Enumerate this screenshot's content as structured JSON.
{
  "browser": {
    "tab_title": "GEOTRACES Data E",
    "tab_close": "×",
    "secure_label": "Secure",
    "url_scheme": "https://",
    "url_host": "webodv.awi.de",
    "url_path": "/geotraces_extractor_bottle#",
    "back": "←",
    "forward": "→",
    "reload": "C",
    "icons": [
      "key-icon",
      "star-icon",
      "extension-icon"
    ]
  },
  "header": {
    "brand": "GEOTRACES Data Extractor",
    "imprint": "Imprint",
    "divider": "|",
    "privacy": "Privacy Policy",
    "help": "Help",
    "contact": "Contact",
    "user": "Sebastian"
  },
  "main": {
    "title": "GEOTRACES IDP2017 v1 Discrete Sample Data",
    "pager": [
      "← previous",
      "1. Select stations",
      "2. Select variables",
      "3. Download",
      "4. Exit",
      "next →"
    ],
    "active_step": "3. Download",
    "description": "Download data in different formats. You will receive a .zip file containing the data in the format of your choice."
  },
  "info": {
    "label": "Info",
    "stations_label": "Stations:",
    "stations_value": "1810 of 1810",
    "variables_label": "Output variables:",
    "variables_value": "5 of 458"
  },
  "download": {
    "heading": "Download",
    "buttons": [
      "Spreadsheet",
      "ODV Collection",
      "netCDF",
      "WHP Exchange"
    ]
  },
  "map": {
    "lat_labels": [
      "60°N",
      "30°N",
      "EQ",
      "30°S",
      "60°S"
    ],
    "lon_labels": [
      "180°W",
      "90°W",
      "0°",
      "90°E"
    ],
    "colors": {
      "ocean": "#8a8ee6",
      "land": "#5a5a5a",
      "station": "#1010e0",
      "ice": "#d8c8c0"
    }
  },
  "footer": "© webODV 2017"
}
----
#### Exercise directions:
Print again each line of the listing above, exactly as it appears.

#### Reply:
Enumerate this screenshot's content as structured JSON.
{
  "browser": {
    "tab_title": "GEOTRACES Data E",
    "tab_close": "×",
    "secure_label": "Secure",
    "url_scheme": "https://",
    "url_host": "webodv.awi.de",
    "url_path": "/geotraces_extractor_bottle#",
    "back": "←",
    "forward": "→",
    "reload": "C",
    "icons": [
      "key-icon",
      "star-icon",
      "extension-icon"
    ]
  },
  "header": {
    "brand": "GEOTRACES Data Extractor",
    "imprint": "Imprint",
    "divider": "|",
    "privacy": "Privacy Policy",
    "help": "Help",
    "contact": "Contact",
    "user": "Sebastian"
  },
  "main": {
    "title": "GEOTRACES IDP2017 v1 Discrete Sample Data",
    "pager": [
      "← previous",
      "1. Select stations",
      "2. Select variables",
      "3. Download",
      "4. Exit",
      "next →"
    ],
    "active_step": "3. Download",
    "description": "Download data in different formats. You will receive a .zip file containing the data in the format of your choice."
  },
  "info": {
    "label": "Info",
    "stations_label": "Stations:",
    "stations_value": "1810 of 1810",
    "variables_label": "Output variables:",
    "variables_value": "5 of 458"
  },
  "download": {
    "heading": "Download",
    "buttons": [
      "Spreadsheet",
      "ODV Collection",
      "netCDF",
      "WHP Exchange"
    ]
  },
  "map": {
    "lat_labels": [
      "60°N",
      "30°N",
      "EQ",
      "30°S",
      "60°S"
    ],
    "lon_labels": [
      "180°W",
      "90°W",
      "0°",
      "90°E"
    ],
    "colors": {
      "ocean": "#8a8ee6",
      "land": "#5a5a5a",
      "station": "#1010e0",
      "ice": "#d8c8c0"
    }
  },
  "footer": "© webODV 2017"
}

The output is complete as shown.